### Description of the task
The records below are to be repeated in full, exactly as they are.

### Dataset records
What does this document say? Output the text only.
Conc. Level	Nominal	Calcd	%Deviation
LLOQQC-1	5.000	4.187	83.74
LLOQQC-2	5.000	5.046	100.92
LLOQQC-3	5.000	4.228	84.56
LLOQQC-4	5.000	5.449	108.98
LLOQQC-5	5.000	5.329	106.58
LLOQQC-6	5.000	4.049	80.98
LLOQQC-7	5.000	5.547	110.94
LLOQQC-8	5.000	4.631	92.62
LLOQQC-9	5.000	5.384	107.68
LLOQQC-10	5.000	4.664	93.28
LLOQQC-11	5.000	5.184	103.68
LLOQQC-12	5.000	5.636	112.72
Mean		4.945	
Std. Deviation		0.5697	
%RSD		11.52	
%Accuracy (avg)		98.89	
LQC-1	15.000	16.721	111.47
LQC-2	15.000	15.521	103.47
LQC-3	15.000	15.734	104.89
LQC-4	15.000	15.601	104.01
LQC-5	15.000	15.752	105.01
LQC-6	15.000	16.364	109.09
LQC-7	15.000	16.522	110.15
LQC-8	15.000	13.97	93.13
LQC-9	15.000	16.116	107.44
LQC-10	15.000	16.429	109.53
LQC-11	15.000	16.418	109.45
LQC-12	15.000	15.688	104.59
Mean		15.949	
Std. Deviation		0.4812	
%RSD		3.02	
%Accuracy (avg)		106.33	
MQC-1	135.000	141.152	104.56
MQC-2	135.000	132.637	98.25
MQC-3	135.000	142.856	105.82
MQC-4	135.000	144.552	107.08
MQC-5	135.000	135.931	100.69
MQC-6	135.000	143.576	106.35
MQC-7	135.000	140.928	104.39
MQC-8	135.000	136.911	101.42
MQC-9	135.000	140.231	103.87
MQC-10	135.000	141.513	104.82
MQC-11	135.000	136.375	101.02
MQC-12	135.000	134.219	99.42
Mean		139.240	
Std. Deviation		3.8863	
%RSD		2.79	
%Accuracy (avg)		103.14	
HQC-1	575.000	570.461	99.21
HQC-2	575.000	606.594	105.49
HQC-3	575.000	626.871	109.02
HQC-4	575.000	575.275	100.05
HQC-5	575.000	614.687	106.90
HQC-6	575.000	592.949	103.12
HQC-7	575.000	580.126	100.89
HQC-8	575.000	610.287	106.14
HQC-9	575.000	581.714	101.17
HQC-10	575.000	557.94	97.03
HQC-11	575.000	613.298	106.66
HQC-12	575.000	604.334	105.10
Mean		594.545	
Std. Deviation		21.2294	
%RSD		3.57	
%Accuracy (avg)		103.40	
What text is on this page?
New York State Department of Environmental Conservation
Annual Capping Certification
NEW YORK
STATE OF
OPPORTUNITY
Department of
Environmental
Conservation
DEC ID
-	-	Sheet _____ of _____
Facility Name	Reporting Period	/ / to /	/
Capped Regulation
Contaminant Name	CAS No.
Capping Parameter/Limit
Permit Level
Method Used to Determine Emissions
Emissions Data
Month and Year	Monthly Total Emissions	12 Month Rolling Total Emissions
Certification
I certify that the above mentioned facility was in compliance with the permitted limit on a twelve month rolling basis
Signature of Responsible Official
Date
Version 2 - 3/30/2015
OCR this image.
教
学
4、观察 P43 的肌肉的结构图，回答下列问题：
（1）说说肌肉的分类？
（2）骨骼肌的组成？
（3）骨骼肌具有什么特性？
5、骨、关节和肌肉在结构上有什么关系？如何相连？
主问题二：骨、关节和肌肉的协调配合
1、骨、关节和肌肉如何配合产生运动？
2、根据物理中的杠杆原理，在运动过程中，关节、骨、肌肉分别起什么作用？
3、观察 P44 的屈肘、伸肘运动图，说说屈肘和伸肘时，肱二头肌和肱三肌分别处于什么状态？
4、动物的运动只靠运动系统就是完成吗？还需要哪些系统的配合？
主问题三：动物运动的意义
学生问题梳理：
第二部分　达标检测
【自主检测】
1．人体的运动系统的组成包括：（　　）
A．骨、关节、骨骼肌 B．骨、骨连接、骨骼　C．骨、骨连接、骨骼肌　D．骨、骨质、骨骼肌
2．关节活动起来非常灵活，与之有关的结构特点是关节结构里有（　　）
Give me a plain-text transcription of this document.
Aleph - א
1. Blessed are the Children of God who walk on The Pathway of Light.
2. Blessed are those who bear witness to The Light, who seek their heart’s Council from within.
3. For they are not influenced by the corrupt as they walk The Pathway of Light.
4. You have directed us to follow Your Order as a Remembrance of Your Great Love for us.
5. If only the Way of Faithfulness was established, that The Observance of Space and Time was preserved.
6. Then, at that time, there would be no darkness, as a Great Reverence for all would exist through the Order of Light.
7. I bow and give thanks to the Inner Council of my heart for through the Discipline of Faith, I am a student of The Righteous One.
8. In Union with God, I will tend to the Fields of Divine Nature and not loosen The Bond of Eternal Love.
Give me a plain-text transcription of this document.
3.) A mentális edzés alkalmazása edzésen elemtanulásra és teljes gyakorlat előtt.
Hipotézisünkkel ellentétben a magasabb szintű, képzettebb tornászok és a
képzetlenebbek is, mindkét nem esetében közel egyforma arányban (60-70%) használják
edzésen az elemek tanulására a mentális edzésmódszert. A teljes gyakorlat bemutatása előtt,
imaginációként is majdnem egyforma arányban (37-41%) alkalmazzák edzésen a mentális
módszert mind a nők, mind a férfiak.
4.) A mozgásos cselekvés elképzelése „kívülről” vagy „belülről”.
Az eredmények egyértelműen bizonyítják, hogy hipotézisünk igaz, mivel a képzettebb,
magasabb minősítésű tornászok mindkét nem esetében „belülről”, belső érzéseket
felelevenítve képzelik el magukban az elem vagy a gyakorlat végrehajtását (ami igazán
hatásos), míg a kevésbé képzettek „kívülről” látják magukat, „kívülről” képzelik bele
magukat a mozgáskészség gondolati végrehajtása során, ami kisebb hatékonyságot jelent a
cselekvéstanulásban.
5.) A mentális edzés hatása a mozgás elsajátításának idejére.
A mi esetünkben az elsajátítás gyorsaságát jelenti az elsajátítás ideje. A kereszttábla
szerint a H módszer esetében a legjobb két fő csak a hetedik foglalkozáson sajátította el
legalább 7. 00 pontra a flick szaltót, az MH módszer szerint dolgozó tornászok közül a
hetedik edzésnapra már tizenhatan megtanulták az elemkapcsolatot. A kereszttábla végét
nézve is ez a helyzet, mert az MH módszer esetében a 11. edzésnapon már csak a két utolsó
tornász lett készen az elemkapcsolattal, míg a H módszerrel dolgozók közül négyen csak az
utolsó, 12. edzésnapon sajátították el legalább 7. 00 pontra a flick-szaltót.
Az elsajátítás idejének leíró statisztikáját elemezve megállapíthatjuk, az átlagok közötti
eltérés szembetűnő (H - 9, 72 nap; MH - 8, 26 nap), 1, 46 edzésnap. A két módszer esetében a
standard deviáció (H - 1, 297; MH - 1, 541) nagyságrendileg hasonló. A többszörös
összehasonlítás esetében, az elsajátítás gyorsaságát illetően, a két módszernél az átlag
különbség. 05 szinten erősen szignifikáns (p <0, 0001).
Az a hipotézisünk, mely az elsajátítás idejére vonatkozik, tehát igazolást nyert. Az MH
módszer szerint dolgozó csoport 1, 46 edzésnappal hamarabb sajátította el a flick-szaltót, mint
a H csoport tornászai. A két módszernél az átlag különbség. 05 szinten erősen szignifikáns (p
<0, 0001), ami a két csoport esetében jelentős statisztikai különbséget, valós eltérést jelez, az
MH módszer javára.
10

### Exercise solution
What does this document say? Output the text only.
Conc. Level	Nominal	Calcd	%Deviation
LLOQQC-1	5.000	4.187	83.74
LLOQQC-2	5.000	5.046	100.92
LLOQQC-3	5.000	4.228	84.56
LLOQQC-4	5.000	5.449	108.98
LLOQQC-5	5.000	5.329	106.58
LLOQQC-6	5.000	4.049	80.98
LLOQQC-7	5.000	5.547	110.94
LLOQQC-8	5.000	4.631	92.62
LLOQQC-9	5.000	5.384	107.68
LLOQQC-10	5.000	4.664	93.28
LLOQQC-11	5.000	5.184	103.68
LLOQQC-12	5.000	5.636	112.72
Mean		4.945	
Std. Deviation		0.5697	
%RSD		11.52	
%Accuracy (avg)		98.89	
LQC-1	15.000	16.721	111.47
LQC-2	15.000	15.521	103.47
LQC-3	15.000	15.734	104.89
LQC-4	15.000	15.601	104.01
LQC-5	15.000	15.752	105.01
LQC-6	15.000	16.364	109.09
LQC-7	15.000	16.522	110.15
LQC-8	15.000	13.97	93.13
LQC-9	15.000	16.116	107.44
LQC-10	15.000	16.429	109.53
LQC-11	15.000	16.418	109.45
LQC-12	15.000	15.688	104.59
Mean		15.949	
Std. Deviation		0.4812	
%RSD		3.02	
%Accuracy (avg)		106.33	
MQC-1	135.000	141.152	104.56
MQC-2	135.000	132.637	98.25
MQC-3	135.000	142.856	105.82
MQC-4	135.000	144.552	107.08
MQC-5	135.000	135.931	100.69
MQC-6	135.000	143.576	106.35
MQC-7	135.000	140.928	104.39
MQC-8	135.000	136.911	101.42
MQC-9	135.000	140.231	103.87
MQC-10	135.000	141.513	104.82
MQC-11	135.000	136.375	101.02
MQC-12	135.000	134.219	99.42
Mean		139.240	
Std. Deviation		3.8863	
%RSD		2.79	
%Accuracy (avg)		103.14	
HQC-1	575.000	570.461	99.21
HQC-2	575.000	606.594	105.49
HQC-3	575.000	626.871	109.02
HQC-4	575.000	575.275	100.05
HQC-5	575.000	614.687	106.90
HQC-6	575.000	592.949	103.12
HQC-7	575.000	580.126	100.89
HQC-8	575.000	610.287	106.14
HQC-9	575.000	581.714	101.17
HQC-10	575.000	557.94	97.03
HQC-11	575.000	613.298	106.66
HQC-12	575.000	604.334	105.10
Mean		594.545	
Std. Deviation		21.2294	
%RSD		3.57	
%Accuracy (avg)		103.40	
What text is on this page?
New York State Department of Environmental Conservation
Annual Capping Certification
NEW YORK
STATE OF
OPPORTUNITY
Department of
Environmental
Conservation
DEC ID
-	-	Sheet _____ of _____
Facility Name	Reporting Period	/ / to /	/
Capped Regulation
Contaminant Name	CAS No.
Capping Parameter/Limit
Permit Level
Method Used to Determine Emissions
Emissions Data
Month and Year	Monthly Total Emissions	12 Month Rolling Total Emissions
Certification
I certify that the above mentioned facility was in compliance with the permitted limit on a twelve month rolling basis
Signature of Responsible Official
Date
Version 2 - 3/30/2015
OCR this image.
教
学
4、观察 P43 的肌肉的结构图，回答下列问题：
（1）说说肌肉的分类？
（2）骨骼肌的组成？
（3）骨骼肌具有什么特性？
5、骨、关节和肌肉在结构上有什么关系？如何相连？
主问题二：骨、关节和肌肉的协调配合
1、骨、关节和肌肉如何配合产生运动？
2、根据物理中的杠杆原理，在运动过程中，关节、骨、肌肉分别起什么作用？
3、观察 P44 的屈肘、伸肘运动图，说说屈肘和伸肘时，肱二头肌和肱三肌分别处于什么状态？
4、动物的运动只靠运动系统就是完成吗？还需要哪些系统的配合？
主问题三：动物运动的意义
学生问题梳理：
第二部分　达标检测
【自主检测】
1．人体的运动系统的组成包括：（　　）
A．骨、关节、骨骼肌 B．骨、骨连接、骨骼　C．骨、骨连接、骨骼肌　D．骨、骨质、骨骼肌
2．关节活动起来非常灵活，与之有关的结构特点是关节结构里有（　　）
Give me a plain-text transcription of this document.
Aleph - א
1. Blessed are the Children of God who walk on The Pathway of Light.
2. Blessed are those who bear witness to The Light, who seek their heart’s Council from within.
3. For they are not influenced by the corrupt as they walk The Pathway of Light.
4. You have directed us to follow Your Order as a Remembrance of Your Great Love for us.
5. If only the Way of Faithfulness was established, that The Observance of Space and Time was preserved.
6. Then, at that time, there would be no darkness, as a Great Reverence for all would exist through the Order of Light.
7. I bow and give thanks to the Inner Council of my heart for through the Discipline of Faith, I am a student of The Righteous One.
8. In Union with God, I will tend to the Fields of Divine Nature and not loosen The Bond of Eternal Love.
Give me a plain-text transcription of this document.
3.) A mentális edzés alkalmazása edzésen elemtanulásra és teljes gyakorlat előtt.
Hipotézisünkkel ellentétben a magasabb szintű, képzettebb tornászok és a
képzetlenebbek is, mindkét nem esetében közel egyforma arányban (60-70%) használják
edzésen az elemek tanulására a mentális edzésmódszert. A teljes gyakorlat bemutatása előtt,
imaginációként is majdnem egyforma arányban (37-41%) alkalmazzák edzésen a mentális
módszert mind a nők, mind a férfiak.
4.) A mozgásos cselekvés elképzelése „kívülről” vagy „belülről”.
Az eredmények egyértelműen bizonyítják, hogy hipotézisünk igaz, mivel a képzettebb,
magasabb minősítésű tornászok mindkét nem esetében „belülről”, belső érzéseket
felelevenítve képzelik el magukban az elem vagy a gyakorlat végrehajtását (ami igazán
hatásos), míg a kevésbé képzettek „kívülről” látják magukat, „kívülről” képzelik bele
magukat a mozgáskészség gondolati végrehajtása során, ami kisebb hatékonyságot jelent a
cselekvéstanulásban.
5.) A mentális edzés hatása a mozgás elsajátításának idejére.
A mi esetünkben az elsajátítás gyorsaságát jelenti az elsajátítás ideje. A kereszttábla
szerint a H módszer esetében a legjobb két fő csak a hetedik foglalkozáson sajátította el
legalább 7. 00 pontra a flick szaltót, az MH módszer szerint dolgozó tornászok közül a
hetedik edzésnapra már tizenhatan megtanulták az elemkapcsolatot. A kereszttábla végét
nézve is ez a helyzet, mert az MH módszer esetében a 11. edzésnapon már csak a két utolsó
tornász lett készen az elemkapcsolattal, míg a H módszerrel dolgozók közül négyen csak az
utolsó, 12. edzésnapon sajátították el legalább 7. 00 pontra a flick-szaltót.
Az elsajátítás idejének leíró statisztikáját elemezve megállapíthatjuk, az átlagok közötti
eltérés szembetűnő (H - 9, 72 nap; MH - 8, 26 nap), 1, 46 edzésnap. A két módszer esetében a
standard deviáció (H - 1, 297; MH - 1, 541) nagyságrendileg hasonló. A többszörös
összehasonlítás esetében, az elsajátítás gyorsaságát illetően, a két módszernél az átlag
különbség. 05 szinten erősen szignifikáns (p <0, 0001).
Az a hipotézisünk, mely az elsajátítás idejére vonatkozik, tehát igazolást nyert. Az MH
módszer szerint dolgozó csoport 1, 46 edzésnappal hamarabb sajátította el a flick-szaltót, mint
a H csoport tornászai. A két módszernél az átlag különbség. 05 szinten erősen szignifikáns (p
<0, 0001), ami a két csoport esetében jelentős statisztikai különbséget, valós eltérést jelez, az
MH módszer javára.
10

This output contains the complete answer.